#### Written instruction
Quote the entries word for word. Omit the pictures.

[Figure collection entries]
>> Start

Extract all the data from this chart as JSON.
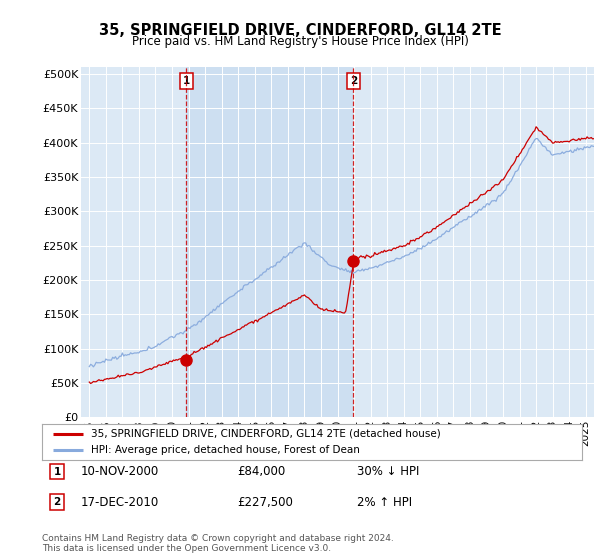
{
  "title": "35, SPRINGFIELD DRIVE, CINDERFORD, GL14 2TE",
  "subtitle": "Price paid vs. HM Land Registry's House Price Index (HPI)",
  "ylabel_ticks": [
    "£0",
    "£50K",
    "£100K",
    "£150K",
    "£200K",
    "£250K",
    "£300K",
    "£350K",
    "£400K",
    "£450K",
    "£500K"
  ],
  "ytick_values": [
    0,
    50000,
    100000,
    150000,
    200000,
    250000,
    300000,
    350000,
    400000,
    450000,
    500000
  ],
  "ylim": [
    0,
    510000
  ],
  "xlim_start": 1994.5,
  "xlim_end": 2025.5,
  "background_color": "#dce9f5",
  "shade_color": "#cce0f0",
  "grid_color": "#ffffff",
  "line1_color": "#cc0000",
  "line2_color": "#88aadd",
  "marker_color": "#cc0000",
  "vline_color": "#cc0000",
  "transaction1_x": 2000.87,
  "transaction1_y": 84000,
  "transaction1_label": "1",
  "transaction2_x": 2010.96,
  "transaction2_y": 227500,
  "transaction2_label": "2",
  "legend_line1": "35, SPRINGFIELD DRIVE, CINDERFORD, GL14 2TE (detached house)",
  "legend_line2": "HPI: Average price, detached house, Forest of Dean",
  "annotation1_date": "10-NOV-2000",
  "annotation1_price": "£84,000",
  "annotation1_hpi": "30% ↓ HPI",
  "annotation2_date": "17-DEC-2010",
  "annotation2_price": "£227,500",
  "annotation2_hpi": "2% ↑ HPI",
  "footer": "Contains HM Land Registry data © Crown copyright and database right 2024.\nThis data is licensed under the Open Government Licence v3.0.",
  "x_tick_years": [
    1995,
    1996,
    1997,
    1998,
    1999,
    2000,
    2001,
    2002,
    2003,
    2004,
    2005,
    2006,
    2007,
    2008,
    2009,
    2010,
    2011,
    2012,
    2013,
    2014,
    2015,
    2016,
    2017,
    2018,
    2019,
    2020,
    2021,
    2022,
    2023,
    2024,
    2025
  ]
}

>> End

#### Solution to this exercise
Extract all the data from this chart as JSON.
{
  "title": "35, SPRINGFIELD DRIVE, CINDERFORD, GL14 2TE",
  "subtitle": "Price paid vs. HM Land Registry's House Price Index (HPI)",
  "ylabel_ticks": [
    "£0",
    "£50K",
    "£100K",
    "£150K",
    "£200K",
    "£250K",
    "£300K",
    "£350K",
    "£400K",
    "£450K",
    "£500K"
  ],
  "ytick_values": [
    0,
    50000,
    100000,
    150000,
    200000,
    250000,
    300000,
    350000,
    400000,
    450000,
    500000
  ],
  "ylim": [
    0,
    510000
  ],
  "xlim_start": 1994.5,
  "xlim_end": 2025.5,
  "background_color": "#dce9f5",
  "shade_color": "#cce0f0",
  "grid_color": "#ffffff",
  "line1_color": "#cc0000",
  "line2_color": "#88aadd",
  "marker_color": "#cc0000",
  "vline_color": "#cc0000",
  "transaction1_x": 2000.87,
  "transaction1_y": 84000,
  "transaction1_label": "1",
  "transaction2_x": 2010.96,
  "transaction2_y": 227500,
  "transaction2_label": "2",
  "legend_line1": "35, SPRINGFIELD DRIVE, CINDERFORD, GL14 2TE (detached house)",
  "legend_line2": "HPI: Average price, detached house, Forest of Dean",
  "annotation1_date": "10-NOV-2000",
  "annotation1_price": "£84,000",
  "annotation1_hpi": "30% ↓ HPI",
  "annotation2_date": "17-DEC-2010",
  "annotation2_price": "£227,500",
  "annotation2_hpi": "2% ↑ HPI",
  "footer": "Contains HM Land Registry data © Crown copyright and database right 2024.\nThis data is licensed under the Open Government Licence v3.0.",
  "x_tick_years": [
    1995,
    1996,
    1997,
    1998,
    1999,
    2000,
    2001,
    2002,
    2003,
    2004,
    2005,
    2006,
    2007,
    2008,
    2009,
    2010,
    2011,
    2012,
    2013,
    2014,
    2015,
    2016,
    2017,
    2018,
    2019,
    2020,
    2021,
    2022,
    2023,
    2024,
    2025
  ]
}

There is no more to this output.